**SHORT EXERCISE**.
Rewrite only the lines from the one containing "- road-tag-g6: G6: [528, 66, 543, 77]" down to the one containing "- report-icon: [313, 24, 325, 38]", replacing "road-tag" with "highway-tag" and leaving everything else unchanged.

**EXCERPTED RECORDS**.

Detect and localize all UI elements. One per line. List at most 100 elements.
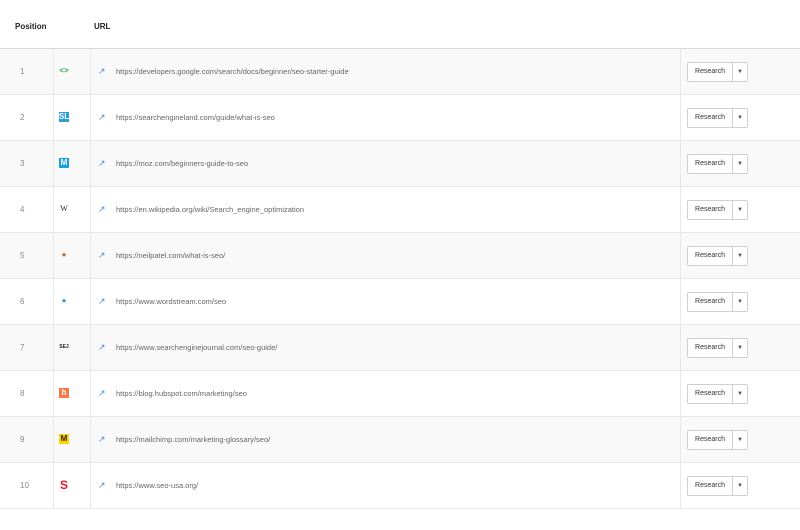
cell-divider xyxy=(53,371,54,416)
table-row: 4 W ↗︎ https://en.wikipedia.org/wiki/Sea… xyxy=(0,187,800,233)
external-link-icon[interactable]: ↗︎ xyxy=(98,95,106,140)
cell-divider xyxy=(90,141,91,186)
position-value: 2 xyxy=(20,113,25,122)
moz-icon: M xyxy=(59,158,69,168)
caret-down-icon[interactable]: ▼ xyxy=(733,109,747,127)
caret-down-icon[interactable]: ▼ xyxy=(733,201,747,219)
wordstream-icon: ● xyxy=(61,296,67,305)
research-button-group: Research ▼ xyxy=(687,292,748,312)
research-button[interactable]: Research xyxy=(688,339,733,357)
external-link-icon[interactable]: ↗︎ xyxy=(98,279,106,324)
result-url-link[interactable]: https://developers.google.com/search/doc… xyxy=(116,49,349,94)
cell-divider xyxy=(680,417,681,462)
cell-divider xyxy=(53,279,54,324)
result-url-link[interactable]: https://moz.com/beginners-guide-to-seo xyxy=(116,141,248,186)
research-button[interactable]: Research xyxy=(688,293,733,311)
research-button[interactable]: Research xyxy=(688,247,733,265)
cell-divider xyxy=(53,141,54,186)
cell-divider xyxy=(53,49,54,94)
external-link-icon[interactable]: ↗︎ xyxy=(98,141,106,186)
result-url-link[interactable]: https://www.searchenginejournal.com/seo-… xyxy=(116,325,277,370)
position-value: 8 xyxy=(20,389,25,398)
cell-divider xyxy=(53,325,54,370)
research-button-group: Research ▼ xyxy=(687,200,748,220)
research-button[interactable]: Research xyxy=(688,431,733,449)
position-value: 10 xyxy=(20,481,29,490)
result-url-link[interactable]: https://www.wordstream.com/seo xyxy=(116,279,226,324)
position-value: 3 xyxy=(20,159,25,168)
result-url-link[interactable]: https://searchengineland.com/guide/what-… xyxy=(116,95,275,140)
caret-down-icon[interactable]: ▼ xyxy=(733,63,747,81)
cell-divider xyxy=(90,325,91,370)
cell-divider xyxy=(90,463,91,508)
cell-divider xyxy=(90,95,91,140)
external-link-icon[interactable]: ↗︎ xyxy=(98,371,106,416)
external-link-icon[interactable]: ↗︎ xyxy=(98,325,106,370)
result-url-link[interactable]: https://www.seo-usa.org/ xyxy=(116,463,198,508)
research-button-group: Research ▼ xyxy=(687,108,748,128)
cell-divider xyxy=(680,279,681,324)
caret-down-icon[interactable]: ▼ xyxy=(733,293,747,311)
caret-down-icon[interactable]: ▼ xyxy=(733,477,747,495)
caret-down-icon[interactable]: ▼ xyxy=(733,247,747,265)
table-row: 10 S ↗︎ https://www.seo-usa.org/ Researc… xyxy=(0,463,800,509)
table-header: Position URL xyxy=(0,0,800,49)
position-value: 7 xyxy=(20,343,25,352)
searchenginejournal-icon: SEJ xyxy=(59,344,69,350)
cell-divider xyxy=(53,187,54,232)
result-url-link[interactable]: https://en.wikipedia.org/wiki/Search_eng… xyxy=(116,187,304,232)
cell-divider xyxy=(680,95,681,140)
research-button[interactable]: Research xyxy=(688,155,733,173)
research-button[interactable]: Research xyxy=(688,385,733,403)
searchengineland-icon: SL xyxy=(58,112,70,122)
external-link-icon[interactable]: ↗︎ xyxy=(98,233,106,278)
external-link-icon[interactable]: ↗︎ xyxy=(98,463,106,508)
caret-down-icon[interactable]: ▼ xyxy=(733,431,747,449)
result-url-link[interactable]: https://neilpatel.com/what-is-seo/ xyxy=(116,233,225,278)
caret-down-icon[interactable]: ▼ xyxy=(733,385,747,403)
caret-down-icon[interactable]: ▼ xyxy=(733,155,747,173)
result-url-link[interactable]: https://blog.hubspot.com/marketing/seo xyxy=(116,371,247,416)
external-link-icon[interactable]: ↗︎ xyxy=(98,417,106,462)
table-row: 8 h ↗︎ https://blog.hubspot.com/marketin… xyxy=(0,371,800,417)
research-button-group: Research ▼ xyxy=(687,154,748,174)
cell-divider xyxy=(680,141,681,186)
result-url-link[interactable]: https://mailchimp.com/marketing-glossary… xyxy=(116,417,270,462)
cell-divider xyxy=(680,187,681,232)
cell-divider xyxy=(680,233,681,278)
table-row: 1 <> ↗︎ https://developers.google.com/se… xyxy=(0,49,800,95)
url-column-header: URL xyxy=(94,22,111,31)
seo-usa-icon: S xyxy=(59,478,68,492)
research-button-group: Research ▼ xyxy=(687,62,748,82)
google-dev-icon: <> xyxy=(59,66,69,75)
position-value: 6 xyxy=(20,297,25,306)
wikipedia-icon: W xyxy=(60,204,68,213)
table-row: 5 ● ↗︎ https://neilpatel.com/what-is-seo… xyxy=(0,233,800,279)
research-button-group: Research ▼ xyxy=(687,246,748,266)
research-button[interactable]: Research xyxy=(688,477,733,495)
research-button-group: Research ▼ xyxy=(687,338,748,358)
position-value: 1 xyxy=(20,67,25,76)
cell-divider xyxy=(53,417,54,462)
position-value: 5 xyxy=(20,251,25,260)
cell-divider xyxy=(53,463,54,508)
cell-divider xyxy=(680,371,681,416)
research-button[interactable]: Research xyxy=(688,109,733,127)
research-button-group: Research ▼ xyxy=(687,430,748,450)
table-row: 3 M ↗︎ https://moz.com/beginners-guide-t… xyxy=(0,141,800,187)
research-button[interactable]: Research xyxy=(688,201,733,219)
research-button-group: Research ▼ xyxy=(687,384,748,404)
external-link-icon[interactable]: ↗︎ xyxy=(98,49,106,94)
results-table: 1 <> ↗︎ https://developers.google.com/se… xyxy=(0,49,800,509)
caret-down-icon[interactable]: ▼ xyxy=(733,339,747,357)
table-row: 2 SL ↗︎ https://searchengineland.com/gui… xyxy=(0,95,800,141)
external-link-icon[interactable]: ↗︎ xyxy=(98,187,106,232)
cell-divider xyxy=(53,95,54,140)
research-button[interactable]: Research xyxy=(688,63,733,81)
position-value: 4 xyxy=(20,205,25,214)
cell-divider xyxy=(680,463,681,508)
cell-divider xyxy=(680,49,681,94)
cell-divider xyxy=(90,187,91,232)
cell-divider xyxy=(90,417,91,462)
mailchimp-icon: M xyxy=(59,434,69,444)
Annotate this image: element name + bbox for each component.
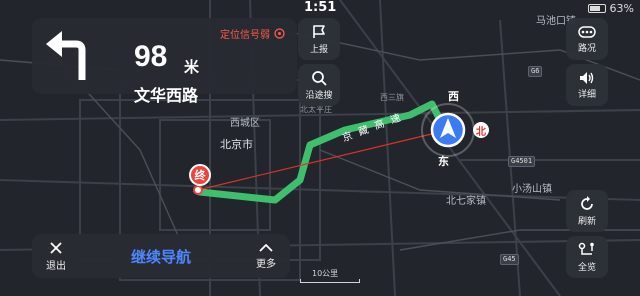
- road-tag-g6: G6: [528, 66, 543, 77]
- chevron-up-icon: [259, 243, 273, 252]
- traffic-label: 路况: [577, 43, 596, 54]
- destination-dot: [193, 185, 203, 195]
- detail-button[interactable]: 详细: [566, 64, 608, 106]
- map-scale-label: 10公里: [312, 269, 339, 278]
- more-label: 更多: [256, 258, 276, 270]
- speaker-icon: [580, 71, 594, 84]
- status-time: 1:51: [304, 0, 337, 15]
- next-road-name: 文华西路: [134, 86, 199, 105]
- more-dots-icon: [578, 25, 596, 38]
- road-tag-g4501: G4501: [508, 156, 536, 167]
- turn-guidance-card: 98 米 文华西路 定位信号弱: [32, 18, 297, 105]
- battery-percent: 63%: [609, 2, 634, 15]
- turn-left-icon: [46, 31, 86, 80]
- continue-navigation-button[interactable]: 继续导航: [94, 246, 228, 267]
- report-icon: [313, 24, 325, 38]
- compass-north-badge: 北: [473, 122, 489, 138]
- report-label: 上报: [309, 44, 328, 55]
- gps-weak-warning: 定位信号弱: [220, 26, 285, 41]
- refresh-button[interactable]: 刷新: [566, 190, 608, 232]
- search-icon: [312, 70, 327, 86]
- search-along-label: 沿途搜: [305, 90, 333, 101]
- route-overview-icon: [578, 242, 594, 255]
- overview-label: 全览: [577, 262, 596, 273]
- overview-button[interactable]: 全览: [566, 236, 608, 278]
- more-button[interactable]: 更多: [246, 238, 286, 274]
- detail-label: 详细: [577, 89, 596, 100]
- battery-icon: [587, 4, 606, 13]
- refresh-icon: [581, 195, 593, 210]
- road-tag-g45: G45: [500, 254, 519, 265]
- map-label-xicheng: 西城区: [230, 118, 260, 129]
- refresh-label: 刷新: [577, 216, 596, 227]
- turn-distance: 98: [134, 40, 168, 73]
- compass-west-label: 西: [448, 90, 459, 103]
- gps-signal-icon: [274, 28, 285, 39]
- exit-button[interactable]: 退出: [36, 238, 76, 274]
- gps-warning-text: 定位信号弱: [220, 30, 270, 41]
- search-along-button[interactable]: 沿途搜: [298, 64, 340, 106]
- turn-distance-unit: 米: [184, 58, 200, 76]
- exit-label: 退出: [46, 260, 66, 272]
- map-label-xiaotangshan: 小汤山镇: [512, 184, 552, 195]
- map-scale-bar: [300, 279, 360, 283]
- report-button[interactable]: 上报: [298, 18, 340, 60]
- map-label-beiqijia: 北七家镇: [446, 196, 486, 207]
- map-label-beijing: 北京市: [220, 138, 253, 151]
- compass-east-label: 东: [438, 155, 449, 168]
- traffic-button[interactable]: 路况: [566, 18, 608, 60]
- battery-indicator: 63%: [587, 2, 634, 15]
- destination-badge: 终: [189, 164, 211, 186]
- map-label-xisanqi: 西三旗: [380, 93, 404, 102]
- close-icon: [50, 241, 62, 254]
- status-bar: 1:51 63%: [0, 0, 640, 16]
- bottom-nav-bar: 退出 继续导航 更多: [32, 234, 290, 278]
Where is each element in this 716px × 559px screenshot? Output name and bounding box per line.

**ANSWER BELOW**.
- highway-tag-g6: G6: [528, 66, 543, 77]
- chevron-up-icon: [259, 243, 273, 252]
- traffic-label: 路况: [577, 43, 596, 54]
- destination-dot: [193, 185, 203, 195]
- detail-button[interactable]: 详细: [566, 64, 608, 106]
- map-scale-label: 10公里: [312, 269, 339, 278]
- more-label: 更多: [256, 258, 276, 270]
- speaker-icon: [580, 71, 594, 84]
- status-time: 1:51: [304, 0, 337, 15]
- next-road-name: 文华西路: [134, 86, 199, 105]
- more-dots-icon: [578, 25, 596, 38]
- highway-tag-g4501: G4501: [508, 156, 536, 167]
- turn-guidance-card: 98 米 文华西路 定位信号弱: [32, 18, 297, 105]
- battery-percent: 63%: [609, 2, 634, 15]
- turn-left-icon: [46, 31, 86, 80]
- continue-navigation-button[interactable]: 继续导航: [94, 246, 228, 267]
- report-icon: [313, 24, 325, 38]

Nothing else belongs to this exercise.